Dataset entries
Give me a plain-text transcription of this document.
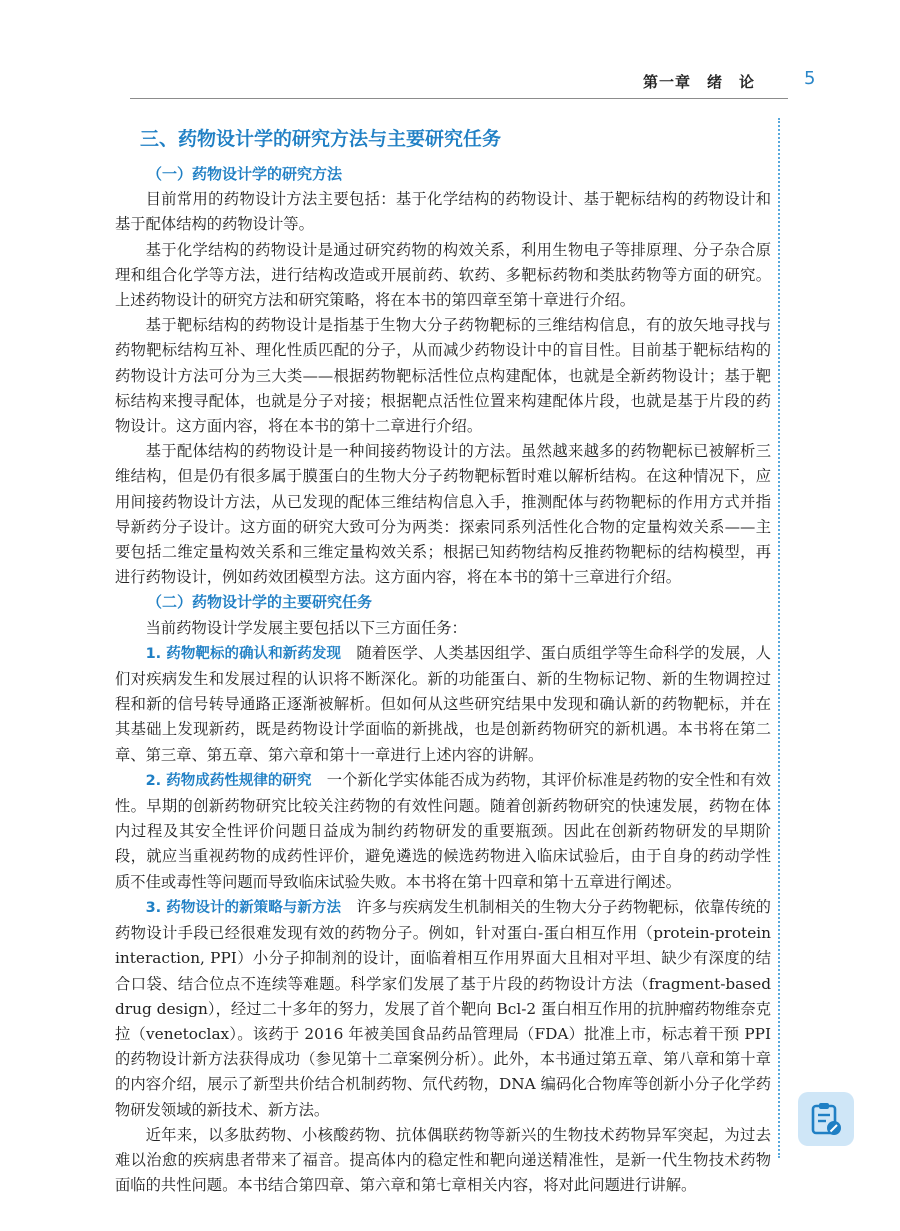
第一章　绪　论	5
三、药物设计学的研究方法与主要研究任务
（一）药物设计学的研究方法

目前常用的药物设计方法主要包括：基于化学结构的药物设计、基于靶标结构的药物设计和基于配体结构的药物设计等。

基于化学结构的药物设计是通过研究药物的构效关系，利用生物电子等排原理、分子杂合原理和组合化学等方法，进行结构改造或开展前药、软药、多靶标药物和类肽药物等方面的研究。上述药物设计的研究方法和研究策略，将在本书的第四章至第十章进行介绍。

基于靶标结构的药物设计是指基于生物大分子药物靶标的三维结构信息，有的放矢地寻找与药物靶标结构互补、理化性质匹配的分子，从而减少药物设计中的盲目性。目前基于靶标结构的药物设计方法可分为三大类——根据药物靶标活性位点构建配体，也就是全新药物设计；基于靶标结构来搜寻配体，也就是分子对接；根据靶点活性位置来构建配体片段，也就是基于片段的药物设计。这方面内容，将在本书的第十二章进行介绍。

基于配体结构的药物设计是一种间接药物设计的方法。虽然越来越多的药物靶标已被解析三维结构，但是仍有很多属于膜蛋白的生物大分子药物靶标暂时难以解析结构。在这种情况下，应用间接药物设计方法，从已发现的配体三维结构信息入手，推测配体与药物靶标的作用方式并指导新药分子设计。这方面的研究大致可分为两类：探索同系列活性化合物的定量构效关系——主要包括二维定量构效关系和三维定量构效关系；根据已知药物结构反推药物靶标的结构模型，再进行药物设计，例如药效团模型方法。这方面内容，将在本书的第十三章进行介绍。

（二）药物设计学的主要研究任务

当前药物设计学发展主要包括以下三方面任务：

1. 药物靶标的确认和新药发现　 随着医学、人类基因组学、蛋白质组学等生命科学的发展，人们对疾病发生和发展过程的认识将不断深化。新的功能蛋白、新的生物标记物、新的生物调控过程和新的信号转导通路正逐渐被解析。但如何从这些研究结果中发现和确认新的药物靶标，并在其基础上发现新药，既是药物设计学面临的新挑战，也是创新药物研究的新机遇。本书将在第二章、第三章、第五章、第六章和第十一章进行上述内容的讲解。

2. 药物成药性规律的研究　 一个新化学实体能否成为药物，其评价标准是药物的安全性和有效性。早期的创新药物研究比较关注药物的有效性问题。随着创新药物研究的快速发展，药物在体内过程及其安全性评价问题日益成为制约药物研发的重要瓶颈。因此在创新药物研发的早期阶段，就应当重视药物的成药性评价，避免遴选的候选药物进入临床试验后，由于自身的药动学性质不佳或毒性等问题而导致临床试验失败。本书将在第十四章和第十五章进行阐述。

3. 药物设计的新策略与新方法　 许多与疾病发生机制相关的生物大分子药物靶标，依靠传统的药物设计手段已经很难发现有效的药物分子。例如，针对蛋白-蛋白相互作用（protein-protein interaction, PPI）小分子抑制剂的设计，面临着相互作用界面大且相对平坦、缺少有深度的结合口袋、结合位点不连续等难题。科学家们发展了基于片段的药物设计方法（fragment-based drug design），经过二十多年的努力，发展了首个靶向 Bcl-2 蛋白相互作用的抗肿瘤药物维奈克拉（venetoclax）。该药于 2016 年被美国食品药品管理局（FDA）批准上市，标志着干预 PPI 的药物设计新方法获得成功（参见第十二章案例分析）。此外，本书通过第五章、第八章和第十章的内容介绍，展示了新型共价结合机制药物、氘代药物，DNA 编码化合物库等创新小分子化学药物研发领域的新技术、新方法。

近年来，以多肽药物、小核酸药物、抗体偶联药物等新兴的生物技术药物异军突起，为过去难以治愈的疾病患者带来了福音。提高体内的稳定性和靶向递送精准性，是新一代生物技术药物面临的共性问题。本书结合第四章、第六章和第七章相关内容，将对此问题进行讲解。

**Work required**
Write out the entries again, exactly as given, skipping any images.

**Result of this task**
Give me a plain-text transcription of this document.
第一章　绪　论	5
三、药物设计学的研究方法与主要研究任务
（一）药物设计学的研究方法

目前常用的药物设计方法主要包括：基于化学结构的药物设计、基于靶标结构的药物设计和基于配体结构的药物设计等。

基于化学结构的药物设计是通过研究药物的构效关系，利用生物电子等排原理、分子杂合原理和组合化学等方法，进行结构改造或开展前药、软药、多靶标药物和类肽药物等方面的研究。上述药物设计的研究方法和研究策略，将在本书的第四章至第十章进行介绍。

基于靶标结构的药物设计是指基于生物大分子药物靶标的三维结构信息，有的放矢地寻找与药物靶标结构互补、理化性质匹配的分子，从而减少药物设计中的盲目性。目前基于靶标结构的药物设计方法可分为三大类——根据药物靶标活性位点构建配体，也就是全新药物设计；基于靶标结构来搜寻配体，也就是分子对接；根据靶点活性位置来构建配体片段，也就是基于片段的药物设计。这方面内容，将在本书的第十二章进行介绍。

基于配体结构的药物设计是一种间接药物设计的方法。虽然越来越多的药物靶标已被解析三维结构，但是仍有很多属于膜蛋白的生物大分子药物靶标暂时难以解析结构。在这种情况下，应用间接药物设计方法，从已发现的配体三维结构信息入手，推测配体与药物靶标的作用方式并指导新药分子设计。这方面的研究大致可分为两类：探索同系列活性化合物的定量构效关系——主要包括二维定量构效关系和三维定量构效关系；根据已知药物结构反推药物靶标的结构模型，再进行药物设计，例如药效团模型方法。这方面内容，将在本书的第十三章进行介绍。

（二）药物设计学的主要研究任务

当前药物设计学发展主要包括以下三方面任务：

1. 药物靶标的确认和新药发现　 随着医学、人类基因组学、蛋白质组学等生命科学的发展，人们对疾病发生和发展过程的认识将不断深化。新的功能蛋白、新的生物标记物、新的生物调控过程和新的信号转导通路正逐渐被解析。但如何从这些研究结果中发现和确认新的药物靶标，并在其基础上发现新药，既是药物设计学面临的新挑战，也是创新药物研究的新机遇。本书将在第二章、第三章、第五章、第六章和第十一章进行上述内容的讲解。

2. 药物成药性规律的研究　 一个新化学实体能否成为药物，其评价标准是药物的安全性和有效性。早期的创新药物研究比较关注药物的有效性问题。随着创新药物研究的快速发展，药物在体内过程及其安全性评价问题日益成为制约药物研发的重要瓶颈。因此在创新药物研发的早期阶段，就应当重视药物的成药性评价，避免遴选的候选药物进入临床试验后，由于自身的药动学性质不佳或毒性等问题而导致临床试验失败。本书将在第十四章和第十五章进行阐述。

3. 药物设计的新策略与新方法　 许多与疾病发生机制相关的生物大分子药物靶标，依靠传统的药物设计手段已经很难发现有效的药物分子。例如，针对蛋白-蛋白相互作用（protein-protein interaction, PPI）小分子抑制剂的设计，面临着相互作用界面大且相对平坦、缺少有深度的结合口袋、结合位点不连续等难题。科学家们发展了基于片段的药物设计方法（fragment-based drug design），经过二十多年的努力，发展了首个靶向 Bcl-2 蛋白相互作用的抗肿瘤药物维奈克拉（venetoclax）。该药于 2016 年被美国食品药品管理局（FDA）批准上市，标志着干预 PPI 的药物设计新方法获得成功（参见第十二章案例分析）。此外，本书通过第五章、第八章和第十章的内容介绍，展示了新型共价结合机制药物、氘代药物，DNA 编码化合物库等创新小分子化学药物研发领域的新技术、新方法。

近年来，以多肽药物、小核酸药物、抗体偶联药物等新兴的生物技术药物异军突起，为过去难以治愈的疾病患者带来了福音。提高体内的稳定性和靶向递送精准性，是新一代生物技术药物面临的共性问题。本书结合第四章、第六章和第七章相关内容，将对此问题进行讲解。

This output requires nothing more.